REQUIREMENTS
Reproduce the listing below verbatim.

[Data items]

....

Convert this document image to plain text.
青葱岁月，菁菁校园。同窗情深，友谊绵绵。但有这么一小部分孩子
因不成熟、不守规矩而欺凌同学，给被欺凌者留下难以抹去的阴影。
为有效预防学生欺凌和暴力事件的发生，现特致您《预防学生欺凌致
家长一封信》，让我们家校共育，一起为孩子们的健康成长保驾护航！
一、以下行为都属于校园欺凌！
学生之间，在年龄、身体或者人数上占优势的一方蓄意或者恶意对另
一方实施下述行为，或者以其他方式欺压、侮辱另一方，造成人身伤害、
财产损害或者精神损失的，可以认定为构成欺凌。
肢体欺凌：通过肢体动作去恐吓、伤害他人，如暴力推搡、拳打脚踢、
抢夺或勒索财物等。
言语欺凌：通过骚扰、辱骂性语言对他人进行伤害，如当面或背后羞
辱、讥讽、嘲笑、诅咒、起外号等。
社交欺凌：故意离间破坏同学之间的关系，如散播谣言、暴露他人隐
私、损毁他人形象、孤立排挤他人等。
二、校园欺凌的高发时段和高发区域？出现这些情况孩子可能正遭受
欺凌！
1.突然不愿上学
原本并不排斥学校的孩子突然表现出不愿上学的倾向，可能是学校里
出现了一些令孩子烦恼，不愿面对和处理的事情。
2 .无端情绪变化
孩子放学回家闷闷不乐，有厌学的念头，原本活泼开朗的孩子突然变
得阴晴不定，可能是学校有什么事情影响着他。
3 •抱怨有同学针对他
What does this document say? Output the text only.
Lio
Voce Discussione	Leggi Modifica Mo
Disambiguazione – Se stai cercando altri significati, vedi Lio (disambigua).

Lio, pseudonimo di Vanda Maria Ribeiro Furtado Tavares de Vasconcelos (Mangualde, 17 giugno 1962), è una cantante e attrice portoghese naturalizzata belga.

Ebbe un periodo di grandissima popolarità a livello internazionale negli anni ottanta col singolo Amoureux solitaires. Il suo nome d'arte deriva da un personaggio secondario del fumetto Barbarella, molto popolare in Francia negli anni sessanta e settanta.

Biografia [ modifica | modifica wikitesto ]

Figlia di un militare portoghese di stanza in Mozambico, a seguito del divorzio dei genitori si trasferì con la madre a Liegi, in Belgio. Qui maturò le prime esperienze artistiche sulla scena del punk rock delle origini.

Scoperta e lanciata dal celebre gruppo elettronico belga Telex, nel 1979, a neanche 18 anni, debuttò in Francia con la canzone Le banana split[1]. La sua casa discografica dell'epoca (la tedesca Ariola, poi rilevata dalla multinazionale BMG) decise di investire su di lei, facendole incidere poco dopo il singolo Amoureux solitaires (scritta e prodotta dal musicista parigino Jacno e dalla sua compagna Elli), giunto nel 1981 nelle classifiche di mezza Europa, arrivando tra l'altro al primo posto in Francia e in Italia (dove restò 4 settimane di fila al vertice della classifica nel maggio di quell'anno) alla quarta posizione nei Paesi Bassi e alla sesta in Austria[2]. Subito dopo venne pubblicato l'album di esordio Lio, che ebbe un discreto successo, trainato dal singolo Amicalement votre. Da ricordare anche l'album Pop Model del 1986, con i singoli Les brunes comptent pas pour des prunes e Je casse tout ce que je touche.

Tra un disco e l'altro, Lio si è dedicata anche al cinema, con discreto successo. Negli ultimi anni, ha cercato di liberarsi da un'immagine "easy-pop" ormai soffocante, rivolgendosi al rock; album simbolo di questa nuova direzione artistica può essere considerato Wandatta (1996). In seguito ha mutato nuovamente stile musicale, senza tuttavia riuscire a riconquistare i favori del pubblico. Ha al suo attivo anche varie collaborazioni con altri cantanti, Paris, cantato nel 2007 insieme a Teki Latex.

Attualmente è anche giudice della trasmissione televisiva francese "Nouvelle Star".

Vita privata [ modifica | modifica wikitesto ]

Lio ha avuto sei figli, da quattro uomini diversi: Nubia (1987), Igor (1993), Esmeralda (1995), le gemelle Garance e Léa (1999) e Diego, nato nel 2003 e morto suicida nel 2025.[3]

....

EXERCISE RESULT
Convert this document image to plain text.
青葱岁月，菁菁校园。同窗情深，友谊绵绵。但有这么一小部分孩子
因不成熟、不守规矩而欺凌同学，给被欺凌者留下难以抹去的阴影。
为有效预防学生欺凌和暴力事件的发生，现特致您《预防学生欺凌致
家长一封信》，让我们家校共育，一起为孩子们的健康成长保驾护航！
一、以下行为都属于校园欺凌！
学生之间，在年龄、身体或者人数上占优势的一方蓄意或者恶意对另
一方实施下述行为，或者以其他方式欺压、侮辱另一方，造成人身伤害、
财产损害或者精神损失的，可以认定为构成欺凌。
肢体欺凌：通过肢体动作去恐吓、伤害他人，如暴力推搡、拳打脚踢、
抢夺或勒索财物等。
言语欺凌：通过骚扰、辱骂性语言对他人进行伤害，如当面或背后羞
辱、讥讽、嘲笑、诅咒、起外号等。
社交欺凌：故意离间破坏同学之间的关系，如散播谣言、暴露他人隐
私、损毁他人形象、孤立排挤他人等。
二、校园欺凌的高发时段和高发区域？出现这些情况孩子可能正遭受
欺凌！
1.突然不愿上学
原本并不排斥学校的孩子突然表现出不愿上学的倾向，可能是学校里
出现了一些令孩子烦恼，不愿面对和处理的事情。
2 .无端情绪变化
孩子放学回家闷闷不乐，有厌学的念头，原本活泼开朗的孩子突然变
得阴晴不定，可能是学校有什么事情影响着他。
3 •抱怨有同学针对他
What does this document say? Output the text only.
Lio
Voce Discussione	Leggi Modifica Mo
Disambiguazione – Se stai cercando altri significati, vedi Lio (disambigua).

Lio, pseudonimo di Vanda Maria Ribeiro Furtado Tavares de Vasconcelos (Mangualde, 17 giugno 1962), è una cantante e attrice portoghese naturalizzata belga.

Ebbe un periodo di grandissima popolarità a livello internazionale negli anni ottanta col singolo Amoureux solitaires. Il suo nome d'arte deriva da un personaggio secondario del fumetto Barbarella, molto popolare in Francia negli anni sessanta e settanta.

Biografia [ modifica | modifica wikitesto ]

Figlia di un militare portoghese di stanza in Mozambico, a seguito del divorzio dei genitori si trasferì con la madre a Liegi, in Belgio. Qui maturò le prime esperienze artistiche sulla scena del punk rock delle origini.

Scoperta e lanciata dal celebre gruppo elettronico belga Telex, nel 1979, a neanche 18 anni, debuttò in Francia con la canzone Le banana split[1]. La sua casa discografica dell'epoca (la tedesca Ariola, poi rilevata dalla multinazionale BMG) decise di investire su di lei, facendole incidere poco dopo il singolo Amoureux solitaires (scritta e prodotta dal musicista parigino Jacno e dalla sua compagna Elli), giunto nel 1981 nelle classifiche di mezza Europa, arrivando tra l'altro al primo posto in Francia e in Italia (dove restò 4 settimane di fila al vertice della classifica nel maggio di quell'anno) alla quarta posizione nei Paesi Bassi e alla sesta in Austria[2]. Subito dopo venne pubblicato l'album di esordio Lio, che ebbe un discreto successo, trainato dal singolo Amicalement votre. Da ricordare anche l'album Pop Model del 1986, con i singoli Les brunes comptent pas pour des prunes e Je casse tout ce que je touche.

Tra un disco e l'altro, Lio si è dedicata anche al cinema, con discreto successo. Negli ultimi anni, ha cercato di liberarsi da un'immagine "easy-pop" ormai soffocante, rivolgendosi al rock; album simbolo di questa nuova direzione artistica può essere considerato Wandatta (1996). In seguito ha mutato nuovamente stile musicale, senza tuttavia riuscire a riconquistare i favori del pubblico. Ha al suo attivo anche varie collaborazioni con altri cantanti, Paris, cantato nel 2007 insieme a Teki Latex.

Attualmente è anche giudice della trasmissione televisiva francese "Nouvelle Star".

Vita privata [ modifica | modifica wikitesto ]

Lio ha avuto sei figli, da quattro uomini diversi: Nubia (1987), Igor (1993), Esmeralda (1995), le gemelle Garance e Léa (1999) e Diego, nato nel 2003 e morto suicida nel 2025.[3]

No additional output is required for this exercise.